◆ Aim ◆
Select the lines that hold the word "الشيخ" and copy each one.

◆ Dataset entries ◆

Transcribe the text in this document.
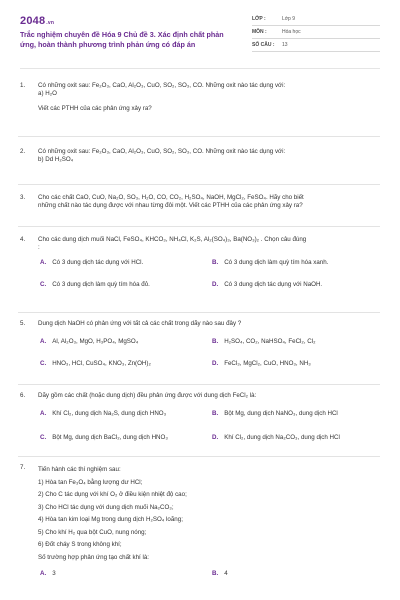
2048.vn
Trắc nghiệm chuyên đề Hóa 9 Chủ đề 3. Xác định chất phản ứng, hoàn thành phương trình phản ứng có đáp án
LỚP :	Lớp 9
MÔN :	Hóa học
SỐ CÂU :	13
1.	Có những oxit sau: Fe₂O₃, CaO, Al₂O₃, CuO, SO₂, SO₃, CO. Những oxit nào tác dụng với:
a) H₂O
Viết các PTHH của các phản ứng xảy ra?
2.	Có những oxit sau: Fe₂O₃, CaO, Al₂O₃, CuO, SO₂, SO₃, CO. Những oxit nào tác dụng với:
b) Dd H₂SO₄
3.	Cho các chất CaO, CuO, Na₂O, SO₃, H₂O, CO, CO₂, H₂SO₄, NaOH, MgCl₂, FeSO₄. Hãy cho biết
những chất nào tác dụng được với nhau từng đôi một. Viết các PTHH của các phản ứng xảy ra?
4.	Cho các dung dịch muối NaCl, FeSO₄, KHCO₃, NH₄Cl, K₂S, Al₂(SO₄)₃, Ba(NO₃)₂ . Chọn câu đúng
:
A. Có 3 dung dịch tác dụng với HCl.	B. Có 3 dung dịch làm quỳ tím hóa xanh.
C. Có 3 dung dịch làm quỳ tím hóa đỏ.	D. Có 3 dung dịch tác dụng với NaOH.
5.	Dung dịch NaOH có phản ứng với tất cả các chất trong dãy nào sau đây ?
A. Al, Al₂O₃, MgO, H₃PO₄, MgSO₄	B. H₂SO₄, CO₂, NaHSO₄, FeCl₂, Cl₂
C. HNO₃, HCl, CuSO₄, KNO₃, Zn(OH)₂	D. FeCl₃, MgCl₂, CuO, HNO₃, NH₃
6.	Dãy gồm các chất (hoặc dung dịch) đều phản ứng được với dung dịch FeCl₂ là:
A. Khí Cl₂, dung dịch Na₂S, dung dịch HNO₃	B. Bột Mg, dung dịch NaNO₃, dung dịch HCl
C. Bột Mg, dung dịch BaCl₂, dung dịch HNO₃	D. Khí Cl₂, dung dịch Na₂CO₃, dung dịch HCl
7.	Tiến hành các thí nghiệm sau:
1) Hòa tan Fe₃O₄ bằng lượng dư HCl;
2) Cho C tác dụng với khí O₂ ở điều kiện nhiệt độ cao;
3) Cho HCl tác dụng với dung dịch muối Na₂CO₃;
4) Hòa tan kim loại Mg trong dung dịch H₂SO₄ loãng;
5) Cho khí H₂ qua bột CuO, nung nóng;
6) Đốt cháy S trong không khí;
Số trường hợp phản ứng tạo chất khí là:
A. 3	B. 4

--

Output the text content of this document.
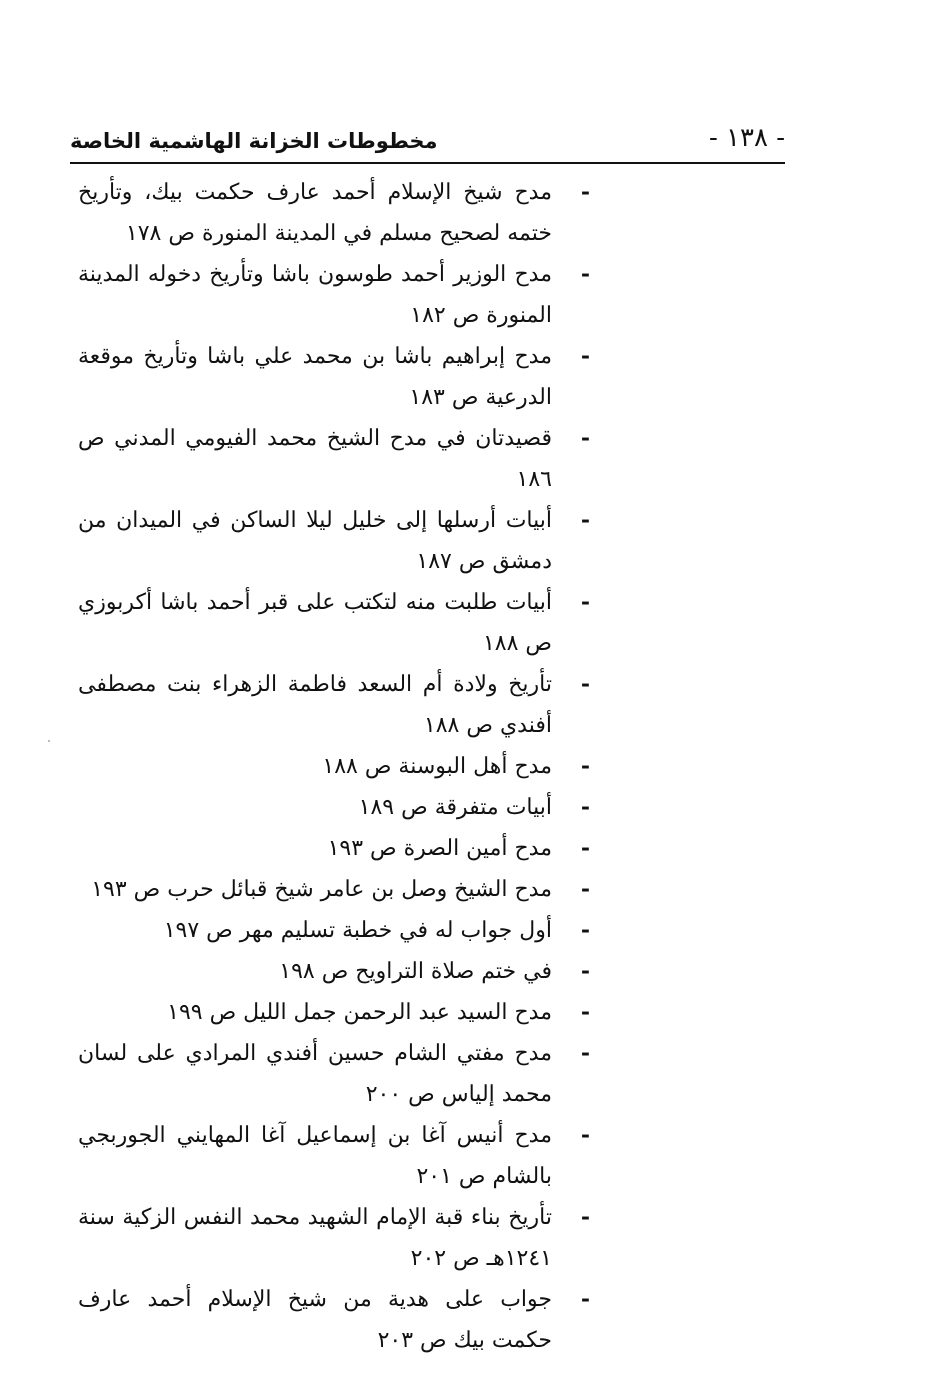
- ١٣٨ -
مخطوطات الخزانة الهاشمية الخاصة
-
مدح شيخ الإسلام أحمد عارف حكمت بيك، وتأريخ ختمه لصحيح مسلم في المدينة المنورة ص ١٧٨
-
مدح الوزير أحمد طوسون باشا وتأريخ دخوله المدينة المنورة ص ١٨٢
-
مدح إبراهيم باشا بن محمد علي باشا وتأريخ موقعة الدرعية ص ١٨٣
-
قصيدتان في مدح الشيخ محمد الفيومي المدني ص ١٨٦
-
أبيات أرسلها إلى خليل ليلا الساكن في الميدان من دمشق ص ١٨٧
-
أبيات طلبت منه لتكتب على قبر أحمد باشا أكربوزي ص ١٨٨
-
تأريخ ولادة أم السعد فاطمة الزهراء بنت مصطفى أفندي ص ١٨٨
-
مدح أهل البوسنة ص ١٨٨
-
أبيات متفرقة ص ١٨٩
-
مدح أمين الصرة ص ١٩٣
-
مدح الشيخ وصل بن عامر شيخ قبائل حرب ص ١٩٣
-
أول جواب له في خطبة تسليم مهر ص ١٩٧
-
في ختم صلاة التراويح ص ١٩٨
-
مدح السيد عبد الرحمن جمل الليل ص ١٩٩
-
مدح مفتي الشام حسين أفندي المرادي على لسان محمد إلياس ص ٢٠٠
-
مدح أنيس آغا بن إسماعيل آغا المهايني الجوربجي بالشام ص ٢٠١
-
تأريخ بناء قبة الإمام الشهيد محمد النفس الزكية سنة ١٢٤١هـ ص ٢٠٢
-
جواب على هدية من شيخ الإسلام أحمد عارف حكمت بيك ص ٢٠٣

◆ Answer to the task ◆
قصيدتان في مدح الشيخ محمد الفيومي المدني ص ١٨٦
مدح الشيخ وصل بن عامر شيخ قبائل حرب ص ١٩٣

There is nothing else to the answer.